- WHAT THIS TASK INVOLVES:
Check each line for the word "BROJ" and report how many have it. Give nothing else.

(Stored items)

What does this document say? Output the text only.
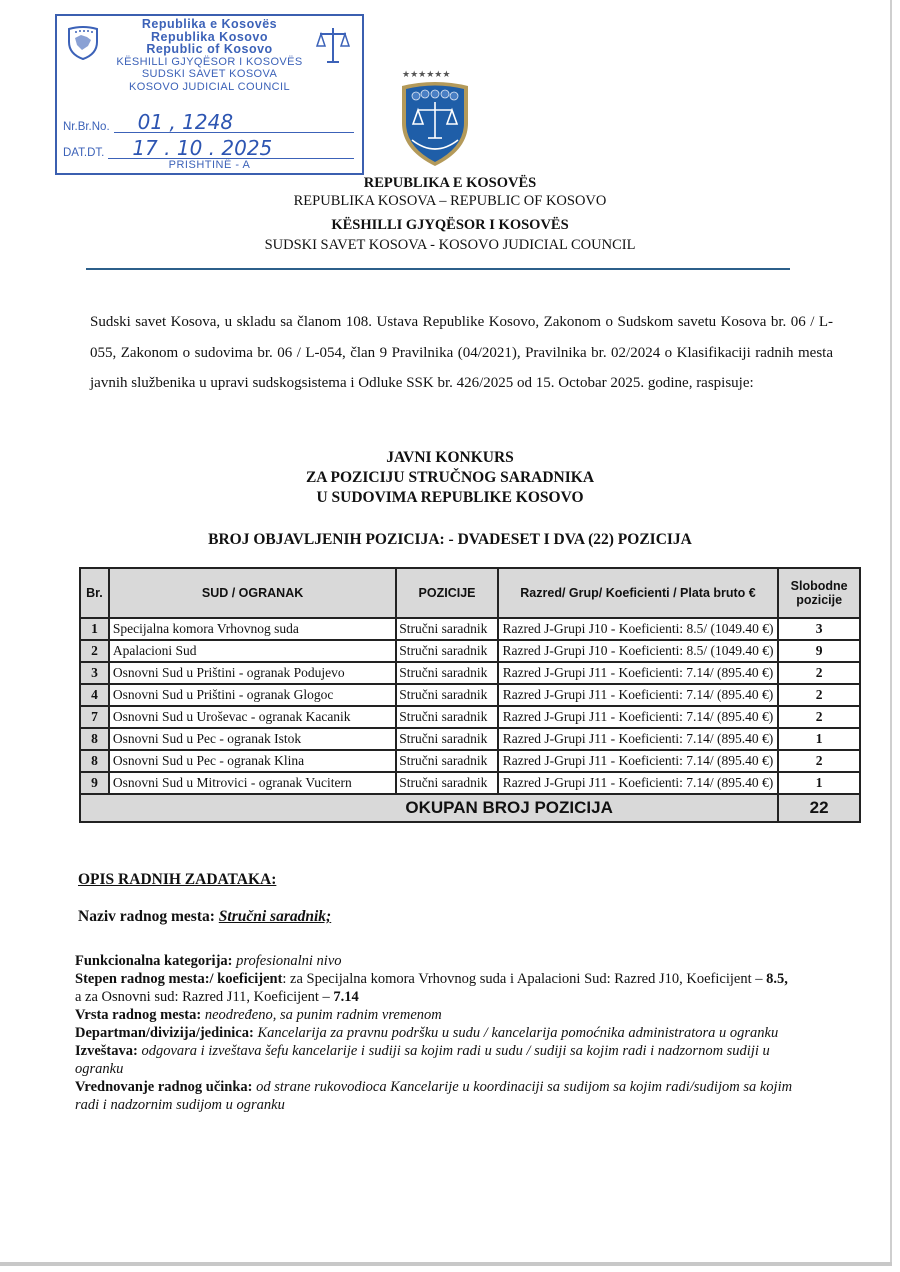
Republika e Kosovës
Republika Kosovo
Republic of Kosovo
KËSHILLI GJYQËSOR I KOSOVËS
SUDSKI SAVET KOSOVA
KOSOVO JUDICIAL COUNCIL
Nr.Br.No.	01 , 1248
DAT.DT.	17 . 10 . 2025
PRISHTINË - A
★★★★★★
REPUBLIKA E KOSOVËS
REPUBLIKA KOSOVA – REPUBLIC OF KOSOVO
KËSHILLI GJYQËSOR I KOSOVËS
SUDSKI SAVET KOSOVA - KOSOVO JUDICIAL COUNCIL
Sudski savet Kosova, u skladu sa članom 108. Ustava Republike Kosovo, Zakonom o Sudskom savetu Kosova br. 06 / L-055, Zakonom o sudovima br. 06 / L-054, član 9 Pravilnika (04/2021), Pravilnika br. 02/2024 o Klasifikaciji radnih mesta javnih službenika u upravi sudskogsistema i Odluke SSK br. 426/2025 od 15. Octobar 2025. godine, raspisuje:
JAVNI KONKURS
ZA POZICIJU STRUČNOG SARADNIKA
U SUDOVIMA REPUBLIKE KOSOVO
BROJ OBJAVLJENIH POZICIJA: - DVADESET I DVA (22) POZICIJA
Br.	SUD / OGRANAK	POZICIJE	Razred/ Grup/ Koeficienti / Plata bruto €	Slobodne pozicije
1	Specijalna komora Vrhovnog suda	Stručni saradnik	Razred J-Grupi J10 - Koeficienti: 8.5/ (1049.40 €)	3
2	Apalacioni Sud	Stručni saradnik	Razred J-Grupi J10 - Koeficienti: 8.5/ (1049.40 €)	9
3	Osnovni Sud u Prištini - ogranak Podujevo	Stručni saradnik	Razred J-Grupi J11 - Koeficienti: 7.14/ (895.40 €)	2
4	Osnovni Sud u Prištini - ogranak Glogoc	Stručni saradnik	Razred J-Grupi J11 - Koeficienti: 7.14/ (895.40 €)	2
7	Osnovni Sud u Uroševac - ogranak Kacanik	Stručni saradnik	Razred J-Grupi J11 - Koeficienti: 7.14/ (895.40 €)	2
8	Osnovni Sud u Pec - ogranak Istok	Stručni saradnik	Razred J-Grupi J11 - Koeficienti: 7.14/ (895.40 €)	1
8	Osnovni Sud u Pec - ogranak Klina	Stručni saradnik	Razred J-Grupi J11 - Koeficienti: 7.14/ (895.40 €)	2
9	Osnovni Sud u Mitrovici - ogranak Vucitern	Stručni saradnik	Razred J-Grupi J11 - Koeficienti: 7.14/ (895.40 €)	1
OKUPAN BROJ POZICIJA				22
OPIS RADNIH ZADATAKA:
Naziv radnog mesta: Stručni saradnik;

Funkcionalna kategorija: profesionalni nivo

Stepen radnog mesta:/ koeficijent: za Specijalna komora Vrhovnog suda i Apalacioni Sud: Razred J10, Koeficijent – 8.5, a za Osnovni sud: Razred J11, Koeficijent – 7.14

Vrsta radnog mesta: neodređeno, sa punim radnim vremenom

Departman/divizija/jedinica: Kancelarija za pravnu podršku u sudu / kancelarija pomoćnika administratora u ogranku

Izveštava: odgovara i izveštava šefu kancelarije i sudiji sa kojim radi u sudu / sudiji sa kojim radi i nadzornom sudiji u ogranku

Vrednovanje radnog učinka: od strane rukovodioca Kancelarije u koordinaciji sa sudijom sa kojim radi/sudijom sa kojim radi i nadzornim sudijom u ogranku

- PROBLEM SOLUTION:
2